Data excerpts:
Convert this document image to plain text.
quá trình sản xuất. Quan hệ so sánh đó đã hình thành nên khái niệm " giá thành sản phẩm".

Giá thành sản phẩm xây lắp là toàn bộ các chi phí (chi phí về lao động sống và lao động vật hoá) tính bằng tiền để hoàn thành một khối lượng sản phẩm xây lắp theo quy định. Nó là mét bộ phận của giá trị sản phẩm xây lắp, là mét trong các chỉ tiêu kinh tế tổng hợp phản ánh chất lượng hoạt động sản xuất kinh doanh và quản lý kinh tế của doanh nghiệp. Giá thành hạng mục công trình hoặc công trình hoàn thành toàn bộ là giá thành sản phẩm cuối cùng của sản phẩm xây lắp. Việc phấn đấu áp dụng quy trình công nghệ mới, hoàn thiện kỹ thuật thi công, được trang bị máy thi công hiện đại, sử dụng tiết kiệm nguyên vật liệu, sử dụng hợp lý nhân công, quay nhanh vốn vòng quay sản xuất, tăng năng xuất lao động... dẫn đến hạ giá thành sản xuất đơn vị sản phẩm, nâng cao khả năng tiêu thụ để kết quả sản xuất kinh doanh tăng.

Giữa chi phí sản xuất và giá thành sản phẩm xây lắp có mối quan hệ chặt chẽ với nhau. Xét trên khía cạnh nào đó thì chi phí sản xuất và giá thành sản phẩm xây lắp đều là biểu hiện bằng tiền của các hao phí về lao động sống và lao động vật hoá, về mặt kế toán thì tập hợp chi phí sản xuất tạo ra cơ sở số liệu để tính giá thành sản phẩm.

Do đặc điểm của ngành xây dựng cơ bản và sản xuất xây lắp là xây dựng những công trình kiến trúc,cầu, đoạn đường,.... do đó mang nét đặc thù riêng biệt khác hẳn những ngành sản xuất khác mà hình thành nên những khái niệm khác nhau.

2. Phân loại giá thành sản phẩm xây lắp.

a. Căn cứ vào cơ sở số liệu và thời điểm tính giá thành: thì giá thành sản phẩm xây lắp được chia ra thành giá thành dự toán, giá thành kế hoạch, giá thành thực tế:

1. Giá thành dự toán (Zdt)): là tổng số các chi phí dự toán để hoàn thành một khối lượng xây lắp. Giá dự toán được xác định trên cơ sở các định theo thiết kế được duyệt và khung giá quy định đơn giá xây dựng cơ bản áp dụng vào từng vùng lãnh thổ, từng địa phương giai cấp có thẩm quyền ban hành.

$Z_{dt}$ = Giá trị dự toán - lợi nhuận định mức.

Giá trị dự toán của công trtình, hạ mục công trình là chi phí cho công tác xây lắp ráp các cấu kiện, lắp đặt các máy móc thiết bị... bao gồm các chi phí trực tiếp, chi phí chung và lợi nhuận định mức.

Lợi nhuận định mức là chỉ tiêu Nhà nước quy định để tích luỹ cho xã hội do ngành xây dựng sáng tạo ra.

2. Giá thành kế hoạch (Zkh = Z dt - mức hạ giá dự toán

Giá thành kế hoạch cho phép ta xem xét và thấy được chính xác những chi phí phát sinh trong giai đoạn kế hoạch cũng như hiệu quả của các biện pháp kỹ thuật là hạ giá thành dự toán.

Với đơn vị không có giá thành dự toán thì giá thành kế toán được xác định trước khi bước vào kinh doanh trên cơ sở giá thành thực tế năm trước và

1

Exercise instructions -
In the entries above, identify every line with the word "trình". Copy those lines.

Output -
quá trình sản xuất. Quan hệ so sánh đó đã hình thành nên khái niệm " giá thành sản phẩm".
Giá thành sản phẩm xây lắp là toàn bộ các chi phí (chi phí về lao động sống và lao động vật hoá) tính bằng tiền để hoàn thành một khối lượng sản phẩm xây lắp theo quy định. Nó là mét bộ phận của giá trị sản phẩm xây lắp, là mét trong các chỉ tiêu kinh tế tổng hợp phản ánh chất lượng hoạt động sản xuất kinh doanh và quản lý kinh tế của doanh nghiệp. Giá thành hạng mục công trình hoặc công trình hoàn thành toàn bộ là giá thành sản phẩm cuối cùng của sản phẩm xây lắp. Việc phấn đấu áp dụng quy trình công nghệ mới, hoàn thiện kỹ thuật thi công, được trang bị máy thi công hiện đại, sử dụng tiết kiệm nguyên vật liệu, sử dụng hợp lý nhân công, quay nhanh vốn vòng quay sản xuất, tăng năng xuất lao động... dẫn đến hạ giá thành sản xuất đơn vị sản phẩm, nâng cao khả năng tiêu thụ để kết quả sản xuất kinh doanh tăng.
Do đặc điểm của ngành xây dựng cơ bản và sản xuất xây lắp là xây dựng những công trình kiến trúc,cầu, đoạn đường,.... do đó mang nét đặc thù riêng biệt khác hẳn những ngành sản xuất khác mà hình thành nên những khái niệm khác nhau.
Giá trị dự toán của công trtình, hạ mục công trình là chi phí cho công tác xây lắp ráp các cấu kiện, lắp đặt các máy móc thiết bị... bao gồm các chi phí trực tiếp, chi phí chung và lợi nhuận định mức.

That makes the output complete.